---- Provided entries

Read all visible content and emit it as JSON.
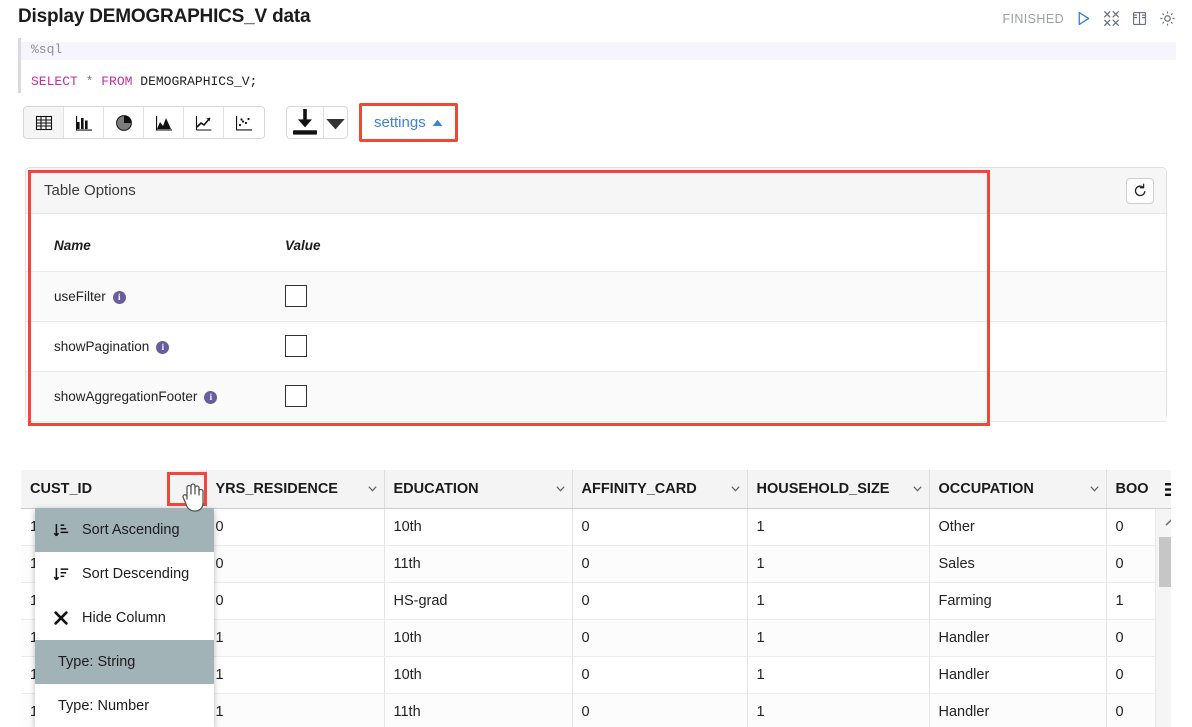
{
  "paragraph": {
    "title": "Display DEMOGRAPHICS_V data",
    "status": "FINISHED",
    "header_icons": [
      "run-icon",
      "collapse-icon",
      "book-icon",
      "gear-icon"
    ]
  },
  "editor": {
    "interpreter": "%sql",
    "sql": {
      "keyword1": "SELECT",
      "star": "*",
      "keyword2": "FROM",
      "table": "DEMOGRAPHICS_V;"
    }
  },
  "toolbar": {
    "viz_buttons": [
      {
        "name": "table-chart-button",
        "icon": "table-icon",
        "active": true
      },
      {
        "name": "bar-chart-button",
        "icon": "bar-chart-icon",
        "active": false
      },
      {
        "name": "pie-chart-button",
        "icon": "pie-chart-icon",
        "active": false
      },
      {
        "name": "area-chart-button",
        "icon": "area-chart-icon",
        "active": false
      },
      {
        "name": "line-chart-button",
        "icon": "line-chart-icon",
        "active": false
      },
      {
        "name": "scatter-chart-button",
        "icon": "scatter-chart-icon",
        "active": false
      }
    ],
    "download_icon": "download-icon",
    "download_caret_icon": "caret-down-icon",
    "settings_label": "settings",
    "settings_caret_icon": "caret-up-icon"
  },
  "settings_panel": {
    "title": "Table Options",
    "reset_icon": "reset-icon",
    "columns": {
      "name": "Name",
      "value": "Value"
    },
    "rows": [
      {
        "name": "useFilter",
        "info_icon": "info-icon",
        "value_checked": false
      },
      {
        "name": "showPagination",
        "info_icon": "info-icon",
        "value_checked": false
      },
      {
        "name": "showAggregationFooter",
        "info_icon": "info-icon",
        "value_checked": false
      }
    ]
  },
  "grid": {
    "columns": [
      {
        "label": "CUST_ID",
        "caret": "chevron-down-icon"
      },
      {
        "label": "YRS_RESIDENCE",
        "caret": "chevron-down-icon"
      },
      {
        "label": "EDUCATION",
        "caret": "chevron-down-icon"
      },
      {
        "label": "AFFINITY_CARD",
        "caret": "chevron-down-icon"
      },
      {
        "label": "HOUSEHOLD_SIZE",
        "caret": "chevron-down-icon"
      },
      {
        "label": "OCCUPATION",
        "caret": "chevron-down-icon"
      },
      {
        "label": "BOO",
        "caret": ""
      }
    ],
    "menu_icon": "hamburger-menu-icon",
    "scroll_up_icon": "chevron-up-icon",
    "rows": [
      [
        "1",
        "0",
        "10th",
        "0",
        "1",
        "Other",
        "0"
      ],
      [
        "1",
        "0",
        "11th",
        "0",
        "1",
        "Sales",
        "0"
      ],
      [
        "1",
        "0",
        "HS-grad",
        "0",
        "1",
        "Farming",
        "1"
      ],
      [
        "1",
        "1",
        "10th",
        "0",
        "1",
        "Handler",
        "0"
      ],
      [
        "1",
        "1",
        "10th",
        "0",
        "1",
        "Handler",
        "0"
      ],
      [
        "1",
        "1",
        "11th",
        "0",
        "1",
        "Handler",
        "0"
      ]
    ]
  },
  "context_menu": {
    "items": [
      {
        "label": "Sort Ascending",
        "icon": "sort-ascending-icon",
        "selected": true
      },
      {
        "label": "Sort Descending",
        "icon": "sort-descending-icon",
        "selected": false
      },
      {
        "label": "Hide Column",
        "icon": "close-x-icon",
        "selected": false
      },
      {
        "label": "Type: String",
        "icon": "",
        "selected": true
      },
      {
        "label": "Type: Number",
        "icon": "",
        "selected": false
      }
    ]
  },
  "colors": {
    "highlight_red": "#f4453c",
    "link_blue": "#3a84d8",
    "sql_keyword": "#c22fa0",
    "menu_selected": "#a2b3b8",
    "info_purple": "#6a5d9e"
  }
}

--------

▶ [Work required]: Restate the whole of the material word for word without the pictures.

▶ [Reply]:
Read all visible content and emit it as JSON.
{
  "paragraph": {
    "title": "Display DEMOGRAPHICS_V data",
    "status": "FINISHED",
    "header_icons": [
      "run-icon",
      "collapse-icon",
      "book-icon",
      "gear-icon"
    ]
  },
  "editor": {
    "interpreter": "%sql",
    "sql": {
      "keyword1": "SELECT",
      "star": "*",
      "keyword2": "FROM",
      "table": "DEMOGRAPHICS_V;"
    }
  },
  "toolbar": {
    "viz_buttons": [
      {
        "name": "table-chart-button",
        "icon": "table-icon",
        "active": true
      },
      {
        "name": "bar-chart-button",
        "icon": "bar-chart-icon",
        "active": false
      },
      {
        "name": "pie-chart-button",
        "icon": "pie-chart-icon",
        "active": false
      },
      {
        "name": "area-chart-button",
        "icon": "area-chart-icon",
        "active": false
      },
      {
        "name": "line-chart-button",
        "icon": "line-chart-icon",
        "active": false
      },
      {
        "name": "scatter-chart-button",
        "icon": "scatter-chart-icon",
        "active": false
      }
    ],
    "download_icon": "download-icon",
    "download_caret_icon": "caret-down-icon",
    "settings_label": "settings",
    "settings_caret_icon": "caret-up-icon"
  },
  "settings_panel": {
    "title": "Table Options",
    "reset_icon": "reset-icon",
    "columns": {
      "name": "Name",
      "value": "Value"
    },
    "rows": [
      {
        "name": "useFilter",
        "info_icon": "info-icon",
        "value_checked": false
      },
      {
        "name": "showPagination",
        "info_icon": "info-icon",
        "value_checked": false
      },
      {
        "name": "showAggregationFooter",
        "info_icon": "info-icon",
        "value_checked": false
      }
    ]
  },
  "grid": {
    "columns": [
      {
        "label": "CUST_ID",
        "caret": "chevron-down-icon"
      },
      {
        "label": "YRS_RESIDENCE",
        "caret": "chevron-down-icon"
      },
      {
        "label": "EDUCATION",
        "caret": "chevron-down-icon"
      },
      {
        "label": "AFFINITY_CARD",
        "caret": "chevron-down-icon"
      },
      {
        "label": "HOUSEHOLD_SIZE",
        "caret": "chevron-down-icon"
      },
      {
        "label": "OCCUPATION",
        "caret": "chevron-down-icon"
      },
      {
        "label": "BOO",
        "caret": ""
      }
    ],
    "menu_icon": "hamburger-menu-icon",
    "scroll_up_icon": "chevron-up-icon",
    "rows": [
      [
        "1",
        "0",
        "10th",
        "0",
        "1",
        "Other",
        "0"
      ],
      [
        "1",
        "0",
        "11th",
        "0",
        "1",
        "Sales",
        "0"
      ],
      [
        "1",
        "0",
        "HS-grad",
        "0",
        "1",
        "Farming",
        "1"
      ],
      [
        "1",
        "1",
        "10th",
        "0",
        "1",
        "Handler",
        "0"
      ],
      [
        "1",
        "1",
        "10th",
        "0",
        "1",
        "Handler",
        "0"
      ],
      [
        "1",
        "1",
        "11th",
        "0",
        "1",
        "Handler",
        "0"
      ]
    ]
  },
  "context_menu": {
    "items": [
      {
        "label": "Sort Ascending",
        "icon": "sort-ascending-icon",
        "selected": true
      },
      {
        "label": "Sort Descending",
        "icon": "sort-descending-icon",
        "selected": false
      },
      {
        "label": "Hide Column",
        "icon": "close-x-icon",
        "selected": false
      },
      {
        "label": "Type: String",
        "icon": "",
        "selected": true
      },
      {
        "label": "Type: Number",
        "icon": "",
        "selected": false
      }
    ]
  },
  "colors": {
    "highlight_red": "#f4453c",
    "link_blue": "#3a84d8",
    "sql_keyword": "#c22fa0",
    "menu_selected": "#a2b3b8",
    "info_purple": "#6a5d9e"
  }
}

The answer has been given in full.